Extract provided —
I was able to isolate the error to one function call inside a kernel. Manually inlining the subroutine lets the program run correctly. I’ve tried to construct a minimal example (with an device subroutine that gets 1D-arrays passed in and uses some module array data as well - this got inlined correctly and wouldn’t provoke the error. Since I’ve pretty much tested all the code features with that example (let me know if you still want it), my guess is that there is a bug with the inliner in relation to register spilling or something else that needs to be allocated on global memory, which wouldn’t show up in smaller examples. It seems like some component in the toolchain would create host code (cudaMalloc/cudaFree) in a place where it shouldn’t go. I cannot post the whole code here since it’s not OSS, but if you require something else please let me know.

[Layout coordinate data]
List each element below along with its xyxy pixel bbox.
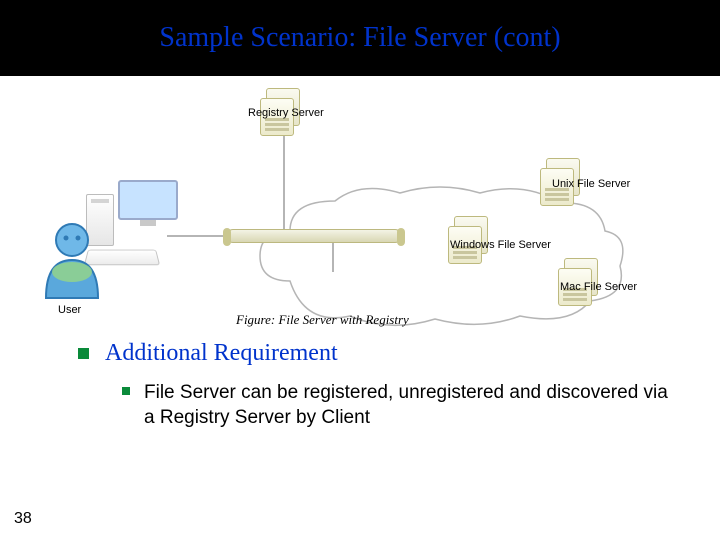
user-avatar-icon [40, 220, 104, 302]
figure-caption: Figure: File Server with Registry [236, 312, 409, 328]
windows-server-label: Windows File Server [450, 239, 551, 251]
bullet-item: File Server can be registered, unregiste… [122, 381, 670, 430]
bus-connector-icon [226, 229, 402, 243]
bullet-text: File Server can be registered, unregiste… [144, 381, 670, 430]
title-bar: Sample Scenario: File Server (cont) [0, 0, 720, 76]
slide-title: Sample Scenario: File Server (cont) [159, 22, 560, 54]
slide-number: 38 [14, 510, 32, 528]
section-heading: Additional Requirement [105, 340, 338, 367]
bullet-square-icon [78, 348, 89, 359]
registry-server-label: Registry Server [248, 107, 324, 119]
bullet-square-icon [122, 387, 130, 395]
mac-server-label: Mac File Server [560, 281, 637, 293]
wire-registry [283, 136, 285, 230]
network-diagram: Registry Server Unix File Server Windows… [0, 76, 720, 336]
user-label: User [58, 304, 81, 316]
user-workstation-icon [40, 180, 180, 300]
slide: Sample Scenario: File Server (cont) Regi… [0, 0, 720, 540]
body-content: Additional Requirement File Server can b… [0, 340, 720, 430]
section-heading-row: Additional Requirement [78, 340, 670, 367]
unix-server-label: Unix File Server [552, 178, 630, 190]
monitor-icon [118, 180, 178, 228]
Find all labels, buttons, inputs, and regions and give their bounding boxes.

What is asked —
1) List every step that the forum post reports the writer has already taken while investigating the error.
2) Reproduce the stretch of the forum post from "I was able to" through "let me know.", substituting "reduced test case" for "minimal example".

Response list —
1)
- Isolated the error to one function call inside a kernel
- Manually inlined the subroutine, which lets the program run correctly
- Tried to construct a minimal example with a device subroutine that gets 1D-arrays passed in and also uses some module array data
- Tested pretty much all the code features with that example

2)
I was able to isolate the error to one function call inside a kernel. Manually inlining the subroutine lets the program run correctly. I’ve tried to construct a reduced test case (with an device subroutine that gets 1D-arrays passed in and uses some module array data as well - this got inlined correctly and wouldn’t provoke the error. Since I’ve pretty much tested all the code features with that example (let me know if you still want it), my guess is that there is a bug with the inliner in relation to register spilling or something else that needs to be allocated on global memory, which wouldn’t show up in smaller examples. It seems like some component in the toolchain would create host code (cudaMalloc/cudaFree) in a place where it shouldn’t go. I cannot post the whole code here since it’s not OSS, but if you require something else please let me know.